[Start of Data for the task]

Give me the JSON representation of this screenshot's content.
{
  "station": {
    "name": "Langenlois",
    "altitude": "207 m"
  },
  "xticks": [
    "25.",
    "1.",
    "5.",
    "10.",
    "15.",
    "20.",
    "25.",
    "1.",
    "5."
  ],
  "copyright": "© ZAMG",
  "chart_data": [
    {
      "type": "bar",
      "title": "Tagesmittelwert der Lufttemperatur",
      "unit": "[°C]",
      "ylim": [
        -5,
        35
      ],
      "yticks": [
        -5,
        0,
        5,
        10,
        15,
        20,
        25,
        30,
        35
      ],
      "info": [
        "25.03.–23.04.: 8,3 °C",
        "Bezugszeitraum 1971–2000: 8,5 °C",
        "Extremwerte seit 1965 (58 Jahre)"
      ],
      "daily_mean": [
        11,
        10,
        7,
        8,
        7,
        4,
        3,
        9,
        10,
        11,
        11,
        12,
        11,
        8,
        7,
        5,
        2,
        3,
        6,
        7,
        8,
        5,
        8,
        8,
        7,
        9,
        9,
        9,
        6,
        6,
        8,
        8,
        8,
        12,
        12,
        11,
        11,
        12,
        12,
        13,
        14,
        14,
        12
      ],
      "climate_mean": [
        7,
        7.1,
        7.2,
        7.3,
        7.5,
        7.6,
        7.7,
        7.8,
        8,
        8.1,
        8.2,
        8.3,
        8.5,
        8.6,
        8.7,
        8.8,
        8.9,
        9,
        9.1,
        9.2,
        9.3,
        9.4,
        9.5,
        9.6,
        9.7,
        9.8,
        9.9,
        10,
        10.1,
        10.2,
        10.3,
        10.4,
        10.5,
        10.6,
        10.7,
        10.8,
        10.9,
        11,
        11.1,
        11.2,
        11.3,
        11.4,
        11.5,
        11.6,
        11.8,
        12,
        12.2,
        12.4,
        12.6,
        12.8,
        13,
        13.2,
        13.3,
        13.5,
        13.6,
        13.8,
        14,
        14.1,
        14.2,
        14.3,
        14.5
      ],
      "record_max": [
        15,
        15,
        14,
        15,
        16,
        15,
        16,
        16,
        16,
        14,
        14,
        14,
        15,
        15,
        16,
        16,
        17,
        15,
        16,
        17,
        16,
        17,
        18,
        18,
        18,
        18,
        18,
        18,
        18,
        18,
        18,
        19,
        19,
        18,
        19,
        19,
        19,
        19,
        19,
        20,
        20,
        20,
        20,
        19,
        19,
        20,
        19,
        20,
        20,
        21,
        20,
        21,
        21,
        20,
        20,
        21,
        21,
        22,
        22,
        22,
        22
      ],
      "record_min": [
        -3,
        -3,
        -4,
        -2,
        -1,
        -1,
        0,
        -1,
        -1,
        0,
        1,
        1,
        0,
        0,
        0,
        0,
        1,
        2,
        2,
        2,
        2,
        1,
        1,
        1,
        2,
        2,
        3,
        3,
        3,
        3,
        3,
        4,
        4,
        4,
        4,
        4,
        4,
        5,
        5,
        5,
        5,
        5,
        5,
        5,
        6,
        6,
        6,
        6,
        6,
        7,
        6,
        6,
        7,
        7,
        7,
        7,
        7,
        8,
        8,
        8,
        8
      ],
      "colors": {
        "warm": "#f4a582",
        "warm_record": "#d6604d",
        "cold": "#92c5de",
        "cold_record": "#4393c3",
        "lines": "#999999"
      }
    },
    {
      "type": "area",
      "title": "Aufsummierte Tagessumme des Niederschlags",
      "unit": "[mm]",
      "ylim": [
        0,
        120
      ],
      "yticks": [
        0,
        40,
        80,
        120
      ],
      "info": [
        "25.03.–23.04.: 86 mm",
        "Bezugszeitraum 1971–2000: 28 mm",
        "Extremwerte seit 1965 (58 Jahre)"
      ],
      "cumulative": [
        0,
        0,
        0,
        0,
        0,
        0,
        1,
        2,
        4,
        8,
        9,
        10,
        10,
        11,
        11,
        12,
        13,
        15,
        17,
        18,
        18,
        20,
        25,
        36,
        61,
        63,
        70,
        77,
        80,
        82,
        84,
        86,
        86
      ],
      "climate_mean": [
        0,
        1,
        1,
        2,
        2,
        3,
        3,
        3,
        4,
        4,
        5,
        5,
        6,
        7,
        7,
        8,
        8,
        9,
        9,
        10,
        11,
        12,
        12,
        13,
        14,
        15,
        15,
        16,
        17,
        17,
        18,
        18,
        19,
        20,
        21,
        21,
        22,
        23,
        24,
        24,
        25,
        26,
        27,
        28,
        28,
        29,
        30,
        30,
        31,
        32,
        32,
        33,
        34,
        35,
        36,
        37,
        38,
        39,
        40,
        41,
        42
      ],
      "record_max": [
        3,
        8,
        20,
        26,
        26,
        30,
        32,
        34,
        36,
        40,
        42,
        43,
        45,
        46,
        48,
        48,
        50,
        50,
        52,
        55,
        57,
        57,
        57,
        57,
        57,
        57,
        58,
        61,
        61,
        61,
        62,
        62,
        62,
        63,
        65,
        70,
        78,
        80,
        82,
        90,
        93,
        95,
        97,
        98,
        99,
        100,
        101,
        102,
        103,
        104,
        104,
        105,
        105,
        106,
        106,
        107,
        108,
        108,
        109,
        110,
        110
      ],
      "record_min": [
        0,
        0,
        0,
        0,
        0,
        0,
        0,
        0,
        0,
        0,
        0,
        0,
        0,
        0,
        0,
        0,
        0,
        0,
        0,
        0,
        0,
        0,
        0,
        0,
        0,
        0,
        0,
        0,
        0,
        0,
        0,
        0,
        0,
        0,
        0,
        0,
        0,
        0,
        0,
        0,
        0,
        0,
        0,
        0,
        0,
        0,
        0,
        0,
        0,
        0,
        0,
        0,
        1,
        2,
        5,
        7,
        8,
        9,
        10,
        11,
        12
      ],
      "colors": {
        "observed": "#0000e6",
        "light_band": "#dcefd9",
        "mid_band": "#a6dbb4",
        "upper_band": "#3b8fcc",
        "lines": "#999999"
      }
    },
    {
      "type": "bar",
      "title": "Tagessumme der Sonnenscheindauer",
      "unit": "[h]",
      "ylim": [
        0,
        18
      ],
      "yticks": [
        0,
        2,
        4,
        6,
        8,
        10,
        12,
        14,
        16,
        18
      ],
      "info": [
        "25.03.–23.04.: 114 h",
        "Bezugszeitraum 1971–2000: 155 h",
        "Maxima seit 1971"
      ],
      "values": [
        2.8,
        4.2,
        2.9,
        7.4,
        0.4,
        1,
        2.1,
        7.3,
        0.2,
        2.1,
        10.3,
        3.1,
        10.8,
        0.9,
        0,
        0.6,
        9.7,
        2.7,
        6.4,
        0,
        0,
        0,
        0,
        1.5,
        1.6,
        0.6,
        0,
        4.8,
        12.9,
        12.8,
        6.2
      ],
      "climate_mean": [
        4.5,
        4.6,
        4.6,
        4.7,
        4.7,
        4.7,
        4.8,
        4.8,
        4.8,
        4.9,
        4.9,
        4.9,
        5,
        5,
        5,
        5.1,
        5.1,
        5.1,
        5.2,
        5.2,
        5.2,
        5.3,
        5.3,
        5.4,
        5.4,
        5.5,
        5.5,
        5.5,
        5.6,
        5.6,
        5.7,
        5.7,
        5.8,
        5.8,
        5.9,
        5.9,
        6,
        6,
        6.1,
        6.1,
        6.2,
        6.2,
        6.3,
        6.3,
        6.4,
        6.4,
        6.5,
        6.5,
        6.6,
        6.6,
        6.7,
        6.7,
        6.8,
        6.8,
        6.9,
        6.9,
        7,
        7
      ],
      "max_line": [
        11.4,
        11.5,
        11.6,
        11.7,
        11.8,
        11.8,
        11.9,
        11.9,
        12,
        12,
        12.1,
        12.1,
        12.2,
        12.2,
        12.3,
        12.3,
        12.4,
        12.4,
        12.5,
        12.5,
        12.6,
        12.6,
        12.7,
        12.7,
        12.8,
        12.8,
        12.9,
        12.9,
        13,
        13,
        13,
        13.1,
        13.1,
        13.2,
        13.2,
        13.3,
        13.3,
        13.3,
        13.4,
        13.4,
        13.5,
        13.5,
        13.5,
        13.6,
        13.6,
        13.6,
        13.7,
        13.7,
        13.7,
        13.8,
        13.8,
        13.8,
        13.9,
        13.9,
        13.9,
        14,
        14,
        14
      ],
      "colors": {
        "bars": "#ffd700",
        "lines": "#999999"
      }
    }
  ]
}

[End of Data for the task]
[Start of Data for the task]

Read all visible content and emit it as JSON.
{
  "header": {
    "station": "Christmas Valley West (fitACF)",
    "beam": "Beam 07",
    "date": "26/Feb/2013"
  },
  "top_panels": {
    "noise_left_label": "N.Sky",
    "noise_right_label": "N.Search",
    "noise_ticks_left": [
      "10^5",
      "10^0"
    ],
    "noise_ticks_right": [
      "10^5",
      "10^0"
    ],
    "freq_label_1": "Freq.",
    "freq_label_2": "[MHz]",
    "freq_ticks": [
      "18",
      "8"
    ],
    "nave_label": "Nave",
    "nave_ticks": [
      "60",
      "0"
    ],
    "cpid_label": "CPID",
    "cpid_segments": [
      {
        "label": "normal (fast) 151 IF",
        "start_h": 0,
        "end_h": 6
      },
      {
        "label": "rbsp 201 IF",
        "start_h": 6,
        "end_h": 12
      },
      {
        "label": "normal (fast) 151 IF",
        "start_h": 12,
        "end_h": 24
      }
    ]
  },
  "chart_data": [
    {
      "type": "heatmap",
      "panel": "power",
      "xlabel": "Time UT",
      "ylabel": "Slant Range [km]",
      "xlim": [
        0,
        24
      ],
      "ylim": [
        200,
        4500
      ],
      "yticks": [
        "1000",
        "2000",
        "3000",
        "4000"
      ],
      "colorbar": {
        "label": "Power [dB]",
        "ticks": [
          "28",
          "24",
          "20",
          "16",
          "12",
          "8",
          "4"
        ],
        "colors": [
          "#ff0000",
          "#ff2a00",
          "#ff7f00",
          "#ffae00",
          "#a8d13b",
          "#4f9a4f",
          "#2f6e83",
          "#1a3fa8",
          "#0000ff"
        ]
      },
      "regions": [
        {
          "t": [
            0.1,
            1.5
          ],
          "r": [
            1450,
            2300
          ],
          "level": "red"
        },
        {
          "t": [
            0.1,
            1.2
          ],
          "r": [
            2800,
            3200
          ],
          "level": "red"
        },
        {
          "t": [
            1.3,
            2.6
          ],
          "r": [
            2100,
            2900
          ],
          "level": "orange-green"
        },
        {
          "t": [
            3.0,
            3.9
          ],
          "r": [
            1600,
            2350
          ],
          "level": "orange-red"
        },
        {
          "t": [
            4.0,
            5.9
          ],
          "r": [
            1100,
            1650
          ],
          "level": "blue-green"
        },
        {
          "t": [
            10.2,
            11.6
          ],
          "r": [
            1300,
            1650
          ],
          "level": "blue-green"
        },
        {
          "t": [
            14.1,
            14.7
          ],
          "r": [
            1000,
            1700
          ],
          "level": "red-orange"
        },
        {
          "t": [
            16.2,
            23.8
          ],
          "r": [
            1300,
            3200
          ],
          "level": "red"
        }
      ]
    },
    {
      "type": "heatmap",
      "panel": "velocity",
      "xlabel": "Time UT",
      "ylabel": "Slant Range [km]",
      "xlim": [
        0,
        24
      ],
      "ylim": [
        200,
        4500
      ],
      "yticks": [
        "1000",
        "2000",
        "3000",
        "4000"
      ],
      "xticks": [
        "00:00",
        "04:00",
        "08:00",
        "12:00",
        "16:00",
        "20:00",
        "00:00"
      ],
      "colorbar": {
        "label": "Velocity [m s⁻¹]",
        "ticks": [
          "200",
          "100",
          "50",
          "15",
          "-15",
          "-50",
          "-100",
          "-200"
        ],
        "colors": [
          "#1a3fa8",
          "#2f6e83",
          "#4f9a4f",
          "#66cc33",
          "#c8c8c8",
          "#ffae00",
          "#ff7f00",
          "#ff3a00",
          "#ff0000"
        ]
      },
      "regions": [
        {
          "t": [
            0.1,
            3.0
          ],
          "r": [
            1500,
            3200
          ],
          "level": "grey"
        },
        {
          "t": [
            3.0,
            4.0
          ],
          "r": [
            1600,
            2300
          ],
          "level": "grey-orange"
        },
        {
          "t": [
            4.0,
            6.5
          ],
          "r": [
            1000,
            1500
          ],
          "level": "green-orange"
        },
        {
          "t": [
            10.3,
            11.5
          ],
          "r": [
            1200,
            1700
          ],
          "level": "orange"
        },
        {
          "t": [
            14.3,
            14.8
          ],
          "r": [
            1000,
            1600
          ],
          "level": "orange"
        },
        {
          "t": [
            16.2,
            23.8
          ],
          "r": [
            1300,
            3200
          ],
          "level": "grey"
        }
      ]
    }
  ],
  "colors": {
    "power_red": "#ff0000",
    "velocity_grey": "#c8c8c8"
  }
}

[End of Data for the task]
[Start of Data for the task]

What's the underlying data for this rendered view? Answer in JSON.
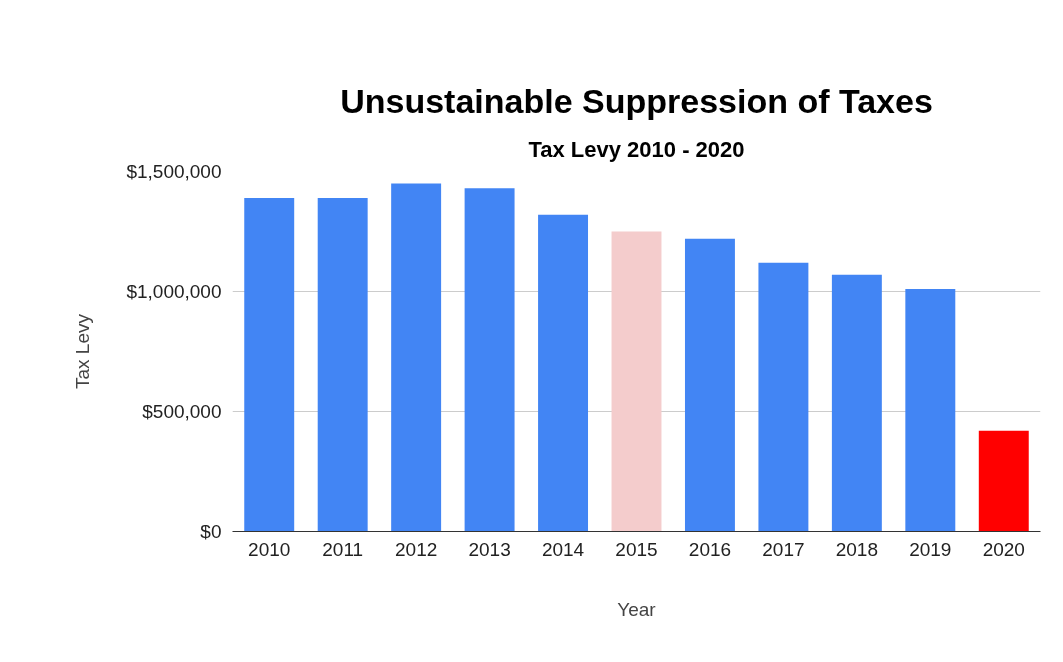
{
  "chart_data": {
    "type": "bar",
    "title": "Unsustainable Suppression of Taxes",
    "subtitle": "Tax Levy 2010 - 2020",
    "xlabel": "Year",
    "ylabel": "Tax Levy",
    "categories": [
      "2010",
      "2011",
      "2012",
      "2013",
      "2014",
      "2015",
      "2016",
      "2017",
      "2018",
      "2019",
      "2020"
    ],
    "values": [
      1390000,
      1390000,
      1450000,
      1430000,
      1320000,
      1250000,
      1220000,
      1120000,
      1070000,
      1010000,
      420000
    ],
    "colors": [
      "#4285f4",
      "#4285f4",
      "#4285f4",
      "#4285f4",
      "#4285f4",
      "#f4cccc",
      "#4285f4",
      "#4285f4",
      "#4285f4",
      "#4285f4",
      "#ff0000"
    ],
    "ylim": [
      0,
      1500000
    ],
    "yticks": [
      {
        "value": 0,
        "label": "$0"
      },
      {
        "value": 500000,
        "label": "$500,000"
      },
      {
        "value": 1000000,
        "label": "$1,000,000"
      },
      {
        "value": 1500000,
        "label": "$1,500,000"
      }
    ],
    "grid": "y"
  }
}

[End of Data for the task]

# Instruction
How many lines of the entries above hold the string "JSON"? Reply with the number alone.

# Problem solution
3